_Dataset_
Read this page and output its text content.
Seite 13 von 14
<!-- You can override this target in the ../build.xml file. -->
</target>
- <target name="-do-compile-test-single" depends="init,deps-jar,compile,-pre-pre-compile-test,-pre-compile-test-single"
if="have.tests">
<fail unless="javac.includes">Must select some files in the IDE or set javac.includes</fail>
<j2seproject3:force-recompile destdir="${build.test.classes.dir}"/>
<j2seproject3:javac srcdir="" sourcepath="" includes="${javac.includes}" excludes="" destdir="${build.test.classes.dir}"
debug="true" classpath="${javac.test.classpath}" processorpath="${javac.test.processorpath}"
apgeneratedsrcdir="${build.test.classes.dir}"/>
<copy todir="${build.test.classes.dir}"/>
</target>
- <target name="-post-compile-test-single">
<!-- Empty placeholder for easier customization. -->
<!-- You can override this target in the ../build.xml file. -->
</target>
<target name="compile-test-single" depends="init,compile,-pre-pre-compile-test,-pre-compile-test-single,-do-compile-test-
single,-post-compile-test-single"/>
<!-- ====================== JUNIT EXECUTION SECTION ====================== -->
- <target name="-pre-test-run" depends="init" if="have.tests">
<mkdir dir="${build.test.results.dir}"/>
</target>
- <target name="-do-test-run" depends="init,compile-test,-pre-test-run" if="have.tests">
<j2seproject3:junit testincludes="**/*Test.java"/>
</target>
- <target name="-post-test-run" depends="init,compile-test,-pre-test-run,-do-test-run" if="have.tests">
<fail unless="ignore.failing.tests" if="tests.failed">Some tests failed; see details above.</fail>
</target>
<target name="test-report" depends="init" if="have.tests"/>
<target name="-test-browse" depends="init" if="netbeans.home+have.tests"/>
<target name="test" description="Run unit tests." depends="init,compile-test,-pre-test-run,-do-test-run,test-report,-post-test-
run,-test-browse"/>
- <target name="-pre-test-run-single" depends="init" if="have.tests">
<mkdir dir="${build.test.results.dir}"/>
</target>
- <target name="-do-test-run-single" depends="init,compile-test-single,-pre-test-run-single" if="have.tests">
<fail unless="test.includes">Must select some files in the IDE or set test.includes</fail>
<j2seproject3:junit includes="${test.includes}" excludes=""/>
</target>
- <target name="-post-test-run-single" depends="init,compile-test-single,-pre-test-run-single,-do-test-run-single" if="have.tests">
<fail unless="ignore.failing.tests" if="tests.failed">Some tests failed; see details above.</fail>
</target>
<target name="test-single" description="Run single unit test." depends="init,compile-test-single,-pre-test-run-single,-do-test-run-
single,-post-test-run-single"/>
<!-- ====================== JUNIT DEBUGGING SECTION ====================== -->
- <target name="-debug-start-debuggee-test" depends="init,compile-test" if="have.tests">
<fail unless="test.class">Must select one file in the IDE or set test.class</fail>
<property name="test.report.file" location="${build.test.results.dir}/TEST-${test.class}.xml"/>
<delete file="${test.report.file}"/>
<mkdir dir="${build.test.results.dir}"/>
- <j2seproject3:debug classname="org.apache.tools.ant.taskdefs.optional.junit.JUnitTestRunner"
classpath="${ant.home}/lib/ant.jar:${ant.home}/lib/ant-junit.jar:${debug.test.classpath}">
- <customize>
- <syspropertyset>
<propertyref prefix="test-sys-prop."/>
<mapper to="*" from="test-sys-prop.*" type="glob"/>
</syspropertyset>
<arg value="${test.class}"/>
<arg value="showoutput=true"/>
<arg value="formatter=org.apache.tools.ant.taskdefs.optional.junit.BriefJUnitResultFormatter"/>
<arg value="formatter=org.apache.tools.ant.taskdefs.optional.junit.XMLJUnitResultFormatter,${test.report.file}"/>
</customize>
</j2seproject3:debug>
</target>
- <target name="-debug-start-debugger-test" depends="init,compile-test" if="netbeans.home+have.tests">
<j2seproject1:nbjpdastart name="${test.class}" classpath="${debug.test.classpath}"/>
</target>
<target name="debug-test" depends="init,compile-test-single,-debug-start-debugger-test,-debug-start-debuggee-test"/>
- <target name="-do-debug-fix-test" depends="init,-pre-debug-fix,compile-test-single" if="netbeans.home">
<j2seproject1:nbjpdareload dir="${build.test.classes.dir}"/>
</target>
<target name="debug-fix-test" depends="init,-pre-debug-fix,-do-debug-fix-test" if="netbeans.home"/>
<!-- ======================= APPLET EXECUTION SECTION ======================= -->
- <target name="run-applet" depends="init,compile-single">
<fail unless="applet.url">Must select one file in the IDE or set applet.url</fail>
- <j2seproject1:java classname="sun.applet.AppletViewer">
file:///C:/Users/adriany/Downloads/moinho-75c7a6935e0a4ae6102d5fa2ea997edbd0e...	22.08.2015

_What you have to do_
From the entries above, copy every line that holds the word "taskdefs".

_Final result_
- <j2seproject3:debug classname="org.apache.tools.ant.taskdefs.optional.junit.JUnitTestRunner"
<arg value="formatter=org.apache.tools.ant.taskdefs.optional.junit.BriefJUnitResultFormatter"/>
<arg value="formatter=org.apache.tools.ant.taskdefs.optional.junit.XMLJUnitResultFormatter,${test.report.file}"/>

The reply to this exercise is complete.